• **The problem**: Rewrite everything from the row containing "legend-label: Totally Not" down to the row containing "bar bbox=[806, 94, 845, 118]", changing each "legend-label" to "legend-entry" and leaving everything else unchanged.

◇ ◇ ◇ ◇ ◇ ◇ ◇

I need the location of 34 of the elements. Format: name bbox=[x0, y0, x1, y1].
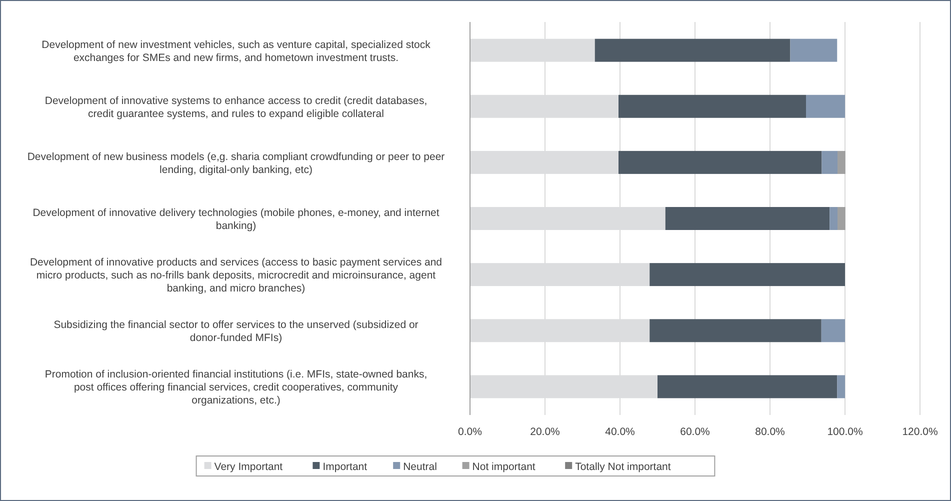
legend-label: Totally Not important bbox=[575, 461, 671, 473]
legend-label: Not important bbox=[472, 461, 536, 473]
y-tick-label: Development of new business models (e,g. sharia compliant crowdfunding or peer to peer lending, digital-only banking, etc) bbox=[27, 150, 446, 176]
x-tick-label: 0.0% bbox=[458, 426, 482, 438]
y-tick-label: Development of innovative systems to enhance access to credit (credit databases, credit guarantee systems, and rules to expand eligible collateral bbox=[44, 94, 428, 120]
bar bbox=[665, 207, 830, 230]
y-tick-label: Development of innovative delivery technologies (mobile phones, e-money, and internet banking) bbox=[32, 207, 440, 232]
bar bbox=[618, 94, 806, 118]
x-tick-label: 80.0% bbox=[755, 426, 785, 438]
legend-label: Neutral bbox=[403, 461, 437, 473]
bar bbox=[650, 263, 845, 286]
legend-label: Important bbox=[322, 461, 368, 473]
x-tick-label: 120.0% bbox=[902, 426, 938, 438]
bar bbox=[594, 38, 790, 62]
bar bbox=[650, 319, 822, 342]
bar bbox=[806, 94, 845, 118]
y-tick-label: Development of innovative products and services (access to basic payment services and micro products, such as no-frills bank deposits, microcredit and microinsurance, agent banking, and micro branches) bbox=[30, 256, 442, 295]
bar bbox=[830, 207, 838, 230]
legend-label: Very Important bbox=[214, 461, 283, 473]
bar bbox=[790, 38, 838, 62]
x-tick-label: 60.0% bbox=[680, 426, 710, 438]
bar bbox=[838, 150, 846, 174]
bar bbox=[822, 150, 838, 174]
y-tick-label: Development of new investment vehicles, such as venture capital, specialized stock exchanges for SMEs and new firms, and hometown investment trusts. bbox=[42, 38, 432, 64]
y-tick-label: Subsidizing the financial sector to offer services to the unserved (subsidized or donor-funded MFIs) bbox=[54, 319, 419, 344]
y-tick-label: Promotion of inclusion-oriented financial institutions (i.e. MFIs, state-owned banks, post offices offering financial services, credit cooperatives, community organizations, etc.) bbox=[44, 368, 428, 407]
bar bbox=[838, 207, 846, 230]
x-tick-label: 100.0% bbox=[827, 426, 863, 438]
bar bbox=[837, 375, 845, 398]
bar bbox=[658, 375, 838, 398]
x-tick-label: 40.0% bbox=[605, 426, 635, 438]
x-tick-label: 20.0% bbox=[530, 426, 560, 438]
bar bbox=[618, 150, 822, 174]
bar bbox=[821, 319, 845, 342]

◇ ◇ ◇ ◇ ◇ ◇ ◇

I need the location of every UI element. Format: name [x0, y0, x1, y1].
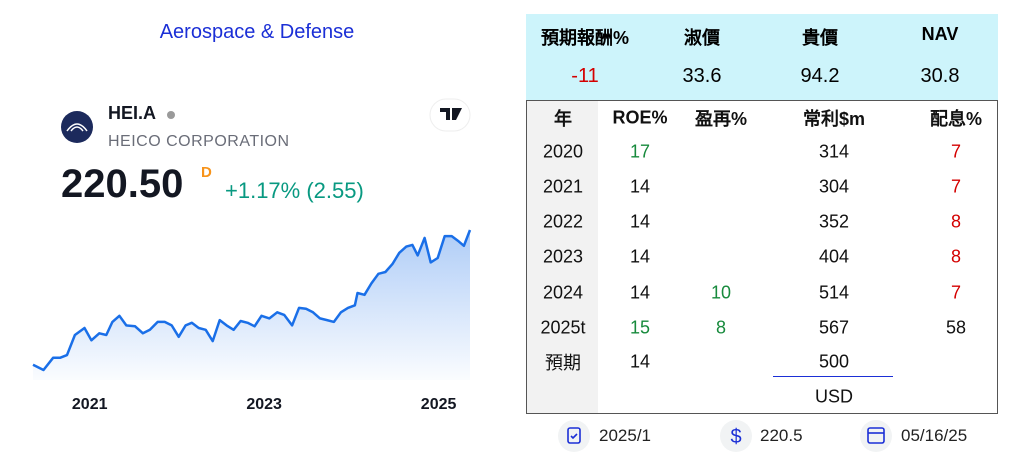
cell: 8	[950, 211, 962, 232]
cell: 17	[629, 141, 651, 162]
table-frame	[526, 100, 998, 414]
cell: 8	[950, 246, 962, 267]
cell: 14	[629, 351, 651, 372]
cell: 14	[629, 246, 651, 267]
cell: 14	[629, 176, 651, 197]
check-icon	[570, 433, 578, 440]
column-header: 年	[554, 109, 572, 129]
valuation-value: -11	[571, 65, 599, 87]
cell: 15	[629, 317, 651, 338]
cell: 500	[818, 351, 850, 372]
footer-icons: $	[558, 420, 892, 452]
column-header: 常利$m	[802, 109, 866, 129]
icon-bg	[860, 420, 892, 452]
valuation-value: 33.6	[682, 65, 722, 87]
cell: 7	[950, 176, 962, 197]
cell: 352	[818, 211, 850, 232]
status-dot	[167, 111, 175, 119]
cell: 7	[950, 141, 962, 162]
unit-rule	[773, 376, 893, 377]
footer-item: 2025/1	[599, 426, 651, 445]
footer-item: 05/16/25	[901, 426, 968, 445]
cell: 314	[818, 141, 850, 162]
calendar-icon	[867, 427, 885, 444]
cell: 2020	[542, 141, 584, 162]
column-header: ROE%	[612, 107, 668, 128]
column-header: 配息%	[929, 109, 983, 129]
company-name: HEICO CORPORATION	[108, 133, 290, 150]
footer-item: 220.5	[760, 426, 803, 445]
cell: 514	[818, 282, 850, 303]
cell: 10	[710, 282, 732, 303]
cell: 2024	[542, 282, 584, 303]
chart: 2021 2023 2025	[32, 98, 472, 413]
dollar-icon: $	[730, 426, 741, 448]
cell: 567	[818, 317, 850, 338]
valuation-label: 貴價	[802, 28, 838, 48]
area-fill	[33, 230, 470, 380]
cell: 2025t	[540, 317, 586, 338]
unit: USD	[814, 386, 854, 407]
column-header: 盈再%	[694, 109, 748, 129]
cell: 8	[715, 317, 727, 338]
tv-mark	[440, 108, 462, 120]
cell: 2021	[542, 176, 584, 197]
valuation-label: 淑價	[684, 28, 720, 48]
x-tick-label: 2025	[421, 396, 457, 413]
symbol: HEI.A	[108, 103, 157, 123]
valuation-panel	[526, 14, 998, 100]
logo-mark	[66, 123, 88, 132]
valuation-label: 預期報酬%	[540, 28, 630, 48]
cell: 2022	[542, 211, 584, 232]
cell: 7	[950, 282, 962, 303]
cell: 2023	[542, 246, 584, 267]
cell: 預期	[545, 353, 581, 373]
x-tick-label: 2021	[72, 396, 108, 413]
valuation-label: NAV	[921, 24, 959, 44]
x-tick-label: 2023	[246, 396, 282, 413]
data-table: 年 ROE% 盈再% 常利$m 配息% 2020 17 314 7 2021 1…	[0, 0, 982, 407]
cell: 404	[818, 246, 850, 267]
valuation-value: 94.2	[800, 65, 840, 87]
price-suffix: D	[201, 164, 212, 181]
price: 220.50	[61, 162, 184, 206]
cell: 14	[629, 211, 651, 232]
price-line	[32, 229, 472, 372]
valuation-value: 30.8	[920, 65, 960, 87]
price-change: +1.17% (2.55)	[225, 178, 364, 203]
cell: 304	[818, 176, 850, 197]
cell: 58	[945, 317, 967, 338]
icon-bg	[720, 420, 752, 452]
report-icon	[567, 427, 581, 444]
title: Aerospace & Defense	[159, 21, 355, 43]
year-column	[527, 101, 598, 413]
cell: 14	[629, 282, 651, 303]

◇ ◇ ◇ ◇ ◇ ◇ ◇

• **Completed exercise**:
legend-entry: Totally Not important bbox=[575, 461, 671, 473]
legend-entry: Not important bbox=[472, 461, 536, 473]
y-tick-label: Development of new business models (e,g. sharia compliant crowdfunding or peer to peer lending, digital-only banking, etc) bbox=[27, 150, 446, 176]
x-tick-label: 0.0% bbox=[458, 426, 482, 438]
y-tick-label: Development of innovative systems to enhance access to credit (credit databases, credit guarantee systems, and rules to expand eligible collateral bbox=[44, 94, 428, 120]
bar bbox=[665, 207, 830, 230]
y-tick-label: Development of innovative delivery technologies (mobile phones, e-money, and internet banking) bbox=[32, 207, 440, 232]
bar bbox=[618, 94, 806, 118]
x-tick-label: 80.0% bbox=[755, 426, 785, 438]
legend-entry: Neutral bbox=[403, 461, 437, 473]
bar bbox=[650, 263, 845, 286]
legend-entry: Important bbox=[322, 461, 368, 473]
x-tick-label: 120.0% bbox=[902, 426, 938, 438]
bar bbox=[594, 38, 790, 62]
bar bbox=[650, 319, 822, 342]
bar bbox=[806, 94, 845, 118]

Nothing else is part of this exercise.